Stated exercise -> Pull every line containing "keys" from the entries.
"""
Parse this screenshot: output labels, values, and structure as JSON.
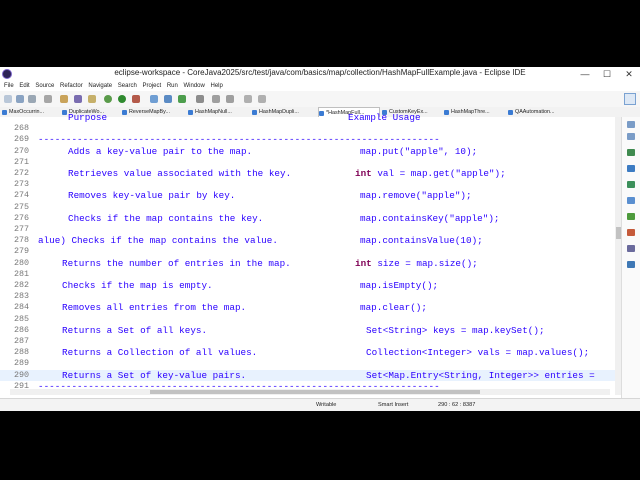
{
  "window": {
    "title": "eclipse-workspace - CoreJava2025/src/test/java/com/basics/map/collection/HashMapFullExample.java - Eclipse IDE",
    "minimize": "—",
    "maximize": "☐",
    "close": "✕"
  },
  "menu": [
    "File",
    "Edit",
    "Source",
    "Refactor",
    "Navigate",
    "Search",
    "Project",
    "Run",
    "Window",
    "Help"
  ],
  "tabs": [
    {
      "label": "MaxOccurrin...",
      "active": false
    },
    {
      "label": "DuplicateWo...",
      "active": false
    },
    {
      "label": "ReverseMapBy...",
      "active": false
    },
    {
      "label": "HashMapNull...",
      "active": false
    },
    {
      "label": "HashMapDupli...",
      "active": false
    },
    {
      "label": "*HashMapFull...",
      "active": true
    },
    {
      "label": "CustomKeyEx...",
      "active": false
    },
    {
      "label": "HashMapThre...",
      "active": false
    },
    {
      "label": "QAAutomation...",
      "active": false
    }
  ],
  "editor": {
    "lines": [
      {
        "n": "",
        "a": "Purpose",
        "b": "Example Usage",
        "partial": true
      },
      {
        "n": "268",
        "a": "",
        "b": ""
      },
      {
        "n": "269",
        "dash": "------------------------------------------------------------------------"
      },
      {
        "n": "270",
        "a": "Adds a key-value pair to the map.",
        "b": "map.put(\"apple\", 10);"
      },
      {
        "n": "271",
        "a": "",
        "b": ""
      },
      {
        "n": "272",
        "a": "Retrieves value associated with the key.",
        "bkw": "int",
        "b": " val = map.get(\"apple\");"
      },
      {
        "n": "273",
        "a": "",
        "b": ""
      },
      {
        "n": "274",
        "a": "Removes key-value pair by key.",
        "b": "map.remove(\"apple\");"
      },
      {
        "n": "275",
        "a": "",
        "b": ""
      },
      {
        "n": "276",
        "a": "Checks if the map contains the key.",
        "b": "map.containsKey(\"apple\");"
      },
      {
        "n": "277",
        "a": "",
        "b": ""
      },
      {
        "n": "278",
        "a": "alue) Checks if the map contains the value.",
        "b": "map.containsValue(10);"
      },
      {
        "n": "279",
        "a": "",
        "b": ""
      },
      {
        "n": "280",
        "a": "Returns the number of entries in the map.",
        "bkw": "int",
        "b": " size = map.size();"
      },
      {
        "n": "281",
        "a": "",
        "b": ""
      },
      {
        "n": "282",
        "a": "Checks if the map is empty.",
        "b": "map.isEmpty();"
      },
      {
        "n": "283",
        "a": "",
        "b": ""
      },
      {
        "n": "284",
        "a": "Removes all entries from the map.",
        "b": "map.clear();"
      },
      {
        "n": "285",
        "a": "",
        "b": ""
      },
      {
        "n": "286",
        "a": "Returns a Set of all keys.",
        "b": "Set<String> keys = map.keySet();"
      },
      {
        "n": "287",
        "a": "",
        "b": ""
      },
      {
        "n": "288",
        "a": "Returns a Collection of all values.",
        "b": "Collection<Integer> vals = map.values();"
      },
      {
        "n": "289",
        "a": "",
        "b": ""
      },
      {
        "n": "290",
        "a": "Returns a Set of key-value pairs.",
        "b": "Set<Map.Entry<String, Integer>> entries =",
        "current": true
      },
      {
        "n": "291",
        "dash": "------------------------------------------------------------------------"
      }
    ]
  },
  "status": {
    "writable": "Writable",
    "insert_mode": "Smart Insert",
    "position": "290 : 62 : 8387"
  },
  "colors": {
    "comment": "#2a00ff",
    "keyword": "#7f0055",
    "line_numbers": "#787878",
    "current_line": "#e8f2fe"
  }
}
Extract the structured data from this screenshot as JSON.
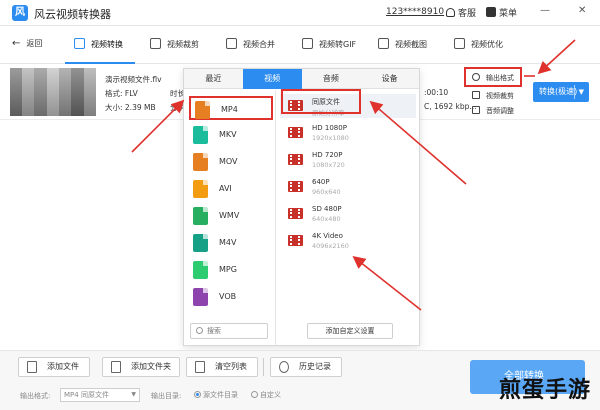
{
  "titlebar": {
    "app_title": "风云视频转换器",
    "user_id": "123****8910",
    "service_label": "客服",
    "menu_label": "菜单",
    "minimize": "—",
    "close": "✕"
  },
  "toolbar": {
    "back": "返回",
    "items": [
      {
        "label": "视频转换"
      },
      {
        "label": "视频裁剪"
      },
      {
        "label": "视频合并"
      },
      {
        "label": "视频转GIF"
      },
      {
        "label": "视频截图"
      },
      {
        "label": "视频优化"
      }
    ]
  },
  "file": {
    "name": "演示视频文件.flv",
    "format_label": "格式: FLV",
    "size_label": "大小: 2.39 MB",
    "format_label_2": "时长",
    "size_label_2": "分辨",
    "duration": ":00:10",
    "bitrate": "C, 1692 kbp..."
  },
  "side_actions": {
    "output_format": "输出格式",
    "video_crop": "视频裁剪",
    "music_adjust": "音频调整"
  },
  "convert_button": {
    "label": "转换(极速)",
    "caret": "▼"
  },
  "popup": {
    "tabs": [
      "最近",
      "视频",
      "音频",
      "设备"
    ],
    "active_tab": 1,
    "formats": [
      {
        "label": "MP4",
        "color": "#e67e22"
      },
      {
        "label": "MKV",
        "color": "#1abc9c"
      },
      {
        "label": "MOV",
        "color": "#e67e22"
      },
      {
        "label": "AVI",
        "color": "#f39c12"
      },
      {
        "label": "WMV",
        "color": "#27ae60"
      },
      {
        "label": "M4V",
        "color": "#16a085"
      },
      {
        "label": "MPG",
        "color": "#2ecc71"
      },
      {
        "label": "VOB",
        "color": "#8e44ad"
      }
    ],
    "search_placeholder": "搜索",
    "qualities": [
      {
        "name": "同原文件",
        "res": "原始分辨率"
      },
      {
        "name": "HD 1080P",
        "res": "1920x1080"
      },
      {
        "name": "HD 720P",
        "res": "1080x720"
      },
      {
        "name": "640P",
        "res": "960x640"
      },
      {
        "name": "SD 480P",
        "res": "640x480"
      },
      {
        "name": "4K Video",
        "res": "4096x2160"
      }
    ],
    "custom_button": "添加自定义设置"
  },
  "bottom": {
    "add_file": "添加文件",
    "add_folder": "添加文件夹",
    "clear_list": "清空列表",
    "history": "历史记录",
    "output_format_label": "输出格式:",
    "output_format_value": "MP4 同原文件",
    "output_dir_label": "输出目录:",
    "radio_source": "源文件目录",
    "radio_custom": "自定义",
    "convert_all": "全部转换"
  },
  "watermark": "煎蛋手游",
  "colors": {
    "accent": "#2d8cf0",
    "highlight": "#e0322d"
  }
}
"""
Expected output ->
        "a": "Returns a Set of all keys.",
        "b": "Set<String> keys = map.keySet();"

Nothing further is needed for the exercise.